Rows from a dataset
----------

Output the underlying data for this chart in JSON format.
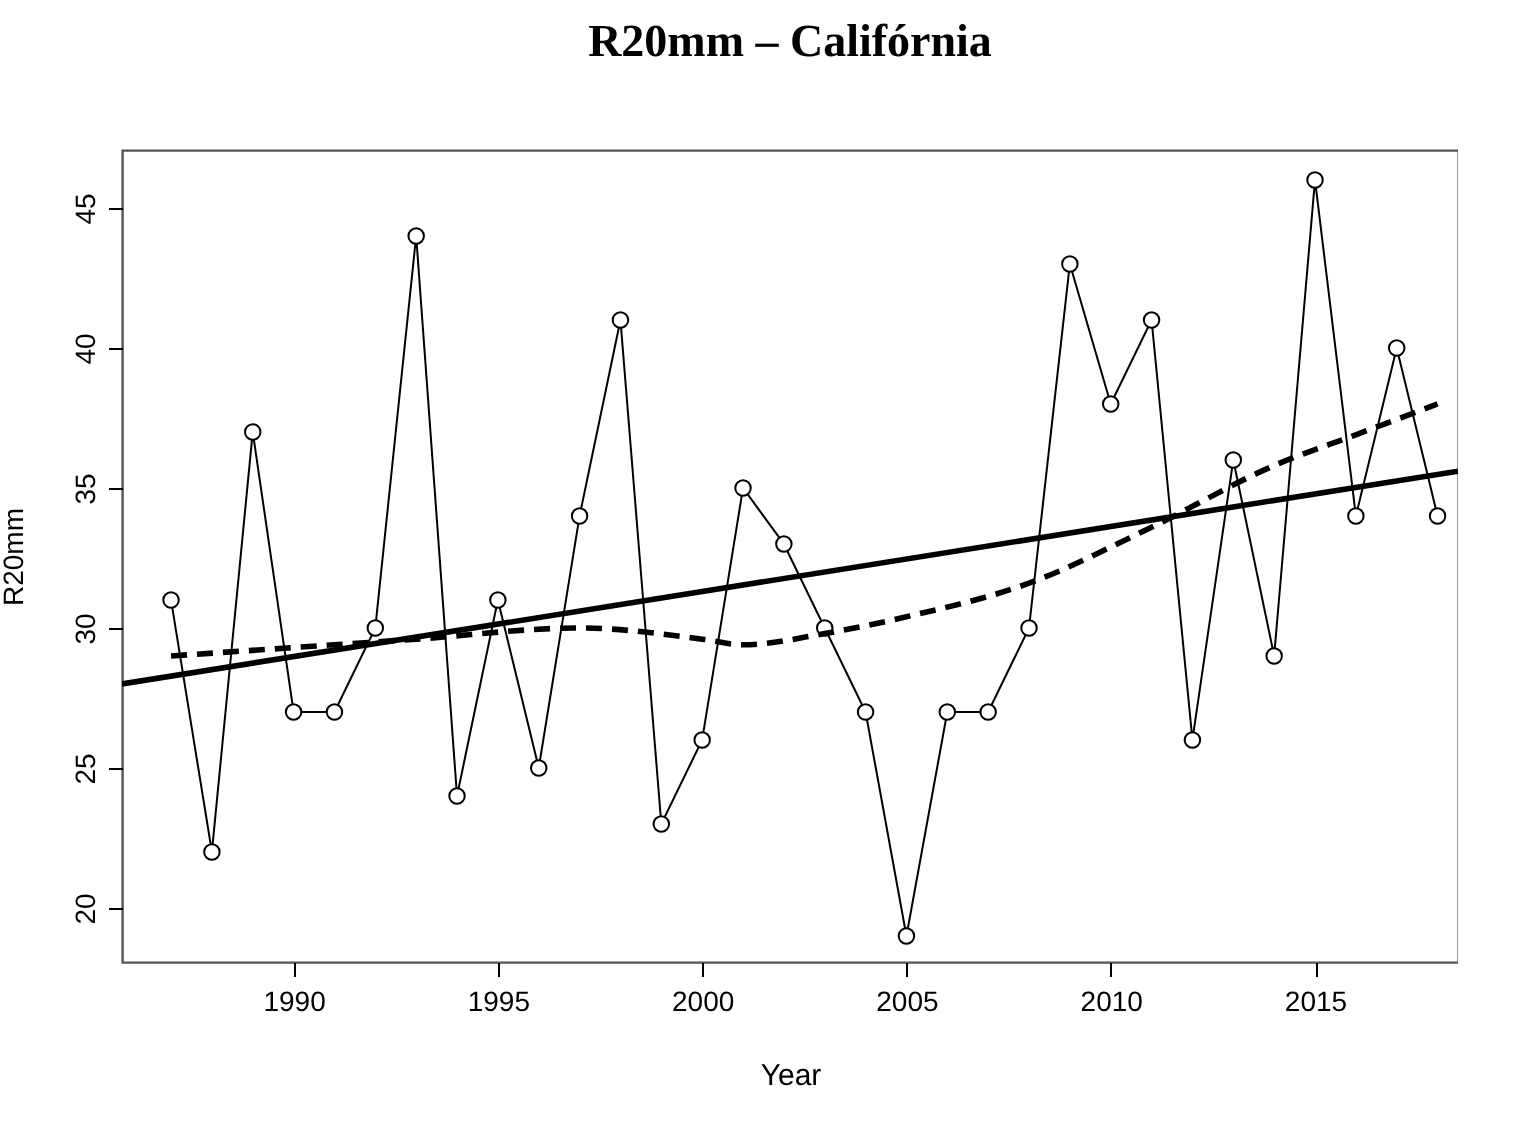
{
  "chart_data": {
    "type": "line",
    "title": "R20mm – Califórnia",
    "xlabel": "Year",
    "ylabel": "R20mm",
    "xlim": [
      1985.8,
      2018.5
    ],
    "xticks": [
      1990,
      1995,
      2000,
      2005,
      2010,
      2015
    ],
    "ylim": [
      18.07,
      47.07
    ],
    "yticks": [
      20,
      25,
      30,
      35,
      40,
      45
    ],
    "grid": false,
    "series": [
      {
        "color": "#000000",
        "marker": "circle",
        "line_style": "solid",
        "x": [
          1987,
          1988,
          1989,
          1990,
          1991,
          1992,
          1993,
          1994,
          1995,
          1996,
          1997,
          1998,
          1999,
          2000,
          2001,
          2002,
          2003,
          2004,
          2005,
          2006,
          2007,
          2008,
          2009,
          2010,
          2011,
          2012,
          2013,
          2014,
          2015,
          2016,
          2017,
          2018
        ],
        "values": [
          31,
          22,
          37,
          27,
          27,
          30,
          44,
          24,
          31,
          25,
          34,
          41,
          23,
          26,
          35,
          33,
          30,
          27,
          19,
          27,
          27,
          30,
          43,
          38,
          41,
          26,
          36,
          29,
          46,
          34,
          40,
          34
        ]
      },
      {
        "color": "#000000",
        "marker": "none",
        "line_style": "solid",
        "x": [
          1985.8,
          2018.5
        ],
        "values": [
          28.0,
          35.6
        ]
      },
      {
        "color": "#000000",
        "marker": "none",
        "line_style": "dashed",
        "x": [
          1987,
          1990,
          1993,
          1997,
          2000,
          2001,
          2003,
          2005,
          2008,
          2011,
          2014,
          2016,
          2018
        ],
        "values": [
          29.0,
          29.3,
          29.6,
          30.0,
          29.6,
          29.4,
          29.8,
          30.4,
          31.6,
          33.6,
          35.8,
          36.9,
          38.0
        ]
      }
    ]
  }
}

----------

Written task:
Repeat the records in full, exactly as they appear, without the pictures.

The output:
Output the underlying data for this chart in JSON format.
{
  "chart_data": {
    "type": "line",
    "title": "R20mm – Califórnia",
    "xlabel": "Year",
    "ylabel": "R20mm",
    "xlim": [
      1985.8,
      2018.5
    ],
    "xticks": [
      1990,
      1995,
      2000,
      2005,
      2010,
      2015
    ],
    "ylim": [
      18.07,
      47.07
    ],
    "yticks": [
      20,
      25,
      30,
      35,
      40,
      45
    ],
    "grid": false,
    "series": [
      {
        "color": "#000000",
        "marker": "circle",
        "line_style": "solid",
        "x": [
          1987,
          1988,
          1989,
          1990,
          1991,
          1992,
          1993,
          1994,
          1995,
          1996,
          1997,
          1998,
          1999,
          2000,
          2001,
          2002,
          2003,
          2004,
          2005,
          2006,
          2007,
          2008,
          2009,
          2010,
          2011,
          2012,
          2013,
          2014,
          2015,
          2016,
          2017,
          2018
        ],
        "values": [
          31,
          22,
          37,
          27,
          27,
          30,
          44,
          24,
          31,
          25,
          34,
          41,
          23,
          26,
          35,
          33,
          30,
          27,
          19,
          27,
          27,
          30,
          43,
          38,
          41,
          26,
          36,
          29,
          46,
          34,
          40,
          34
        ]
      },
      {
        "color": "#000000",
        "marker": "none",
        "line_style": "solid",
        "x": [
          1985.8,
          2018.5
        ],
        "values": [
          28.0,
          35.6
        ]
      },
      {
        "color": "#000000",
        "marker": "none",
        "line_style": "dashed",
        "x": [
          1987,
          1990,
          1993,
          1997,
          2000,
          2001,
          2003,
          2005,
          2008,
          2011,
          2014,
          2016,
          2018
        ],
        "values": [
          29.0,
          29.3,
          29.6,
          30.0,
          29.6,
          29.4,
          29.8,
          30.4,
          31.6,
          33.6,
          35.8,
          36.9,
          38.0
        ]
      }
    ]
  }
}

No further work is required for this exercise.